The task: Where a line contains the word "declinationẽ", copy that line.

(Dataset entries)
------------------------------------------------------------

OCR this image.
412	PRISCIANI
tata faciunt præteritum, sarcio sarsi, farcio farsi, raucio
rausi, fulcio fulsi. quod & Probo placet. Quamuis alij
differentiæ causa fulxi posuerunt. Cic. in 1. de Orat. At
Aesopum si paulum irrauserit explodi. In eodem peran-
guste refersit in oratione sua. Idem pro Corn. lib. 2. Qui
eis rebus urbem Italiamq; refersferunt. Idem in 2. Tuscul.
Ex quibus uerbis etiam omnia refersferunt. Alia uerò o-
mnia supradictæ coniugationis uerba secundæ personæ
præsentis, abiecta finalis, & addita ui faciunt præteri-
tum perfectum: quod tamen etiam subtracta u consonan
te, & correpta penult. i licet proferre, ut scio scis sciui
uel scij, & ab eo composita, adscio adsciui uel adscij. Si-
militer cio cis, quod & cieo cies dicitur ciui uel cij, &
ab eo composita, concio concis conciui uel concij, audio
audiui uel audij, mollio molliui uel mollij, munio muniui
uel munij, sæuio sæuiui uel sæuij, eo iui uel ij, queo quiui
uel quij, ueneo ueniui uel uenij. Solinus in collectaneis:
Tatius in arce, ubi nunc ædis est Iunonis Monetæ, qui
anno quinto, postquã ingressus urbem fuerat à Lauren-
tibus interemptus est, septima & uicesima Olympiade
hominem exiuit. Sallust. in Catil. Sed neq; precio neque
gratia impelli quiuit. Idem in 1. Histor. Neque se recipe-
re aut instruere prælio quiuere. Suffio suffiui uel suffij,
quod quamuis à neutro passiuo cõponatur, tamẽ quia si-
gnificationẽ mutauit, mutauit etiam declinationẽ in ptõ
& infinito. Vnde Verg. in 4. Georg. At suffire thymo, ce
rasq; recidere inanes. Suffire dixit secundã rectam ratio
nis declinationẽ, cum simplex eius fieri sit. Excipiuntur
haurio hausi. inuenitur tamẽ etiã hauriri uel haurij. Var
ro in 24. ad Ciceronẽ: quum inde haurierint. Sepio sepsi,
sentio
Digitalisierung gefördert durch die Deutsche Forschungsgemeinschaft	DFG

------------------------------------------------------------

Solution to the problem:
gnificationẽ mutauit, mutauit etiam declinationẽ in ptõ
nis declinationẽ, cum simplex eius fieri sit. Excipiuntur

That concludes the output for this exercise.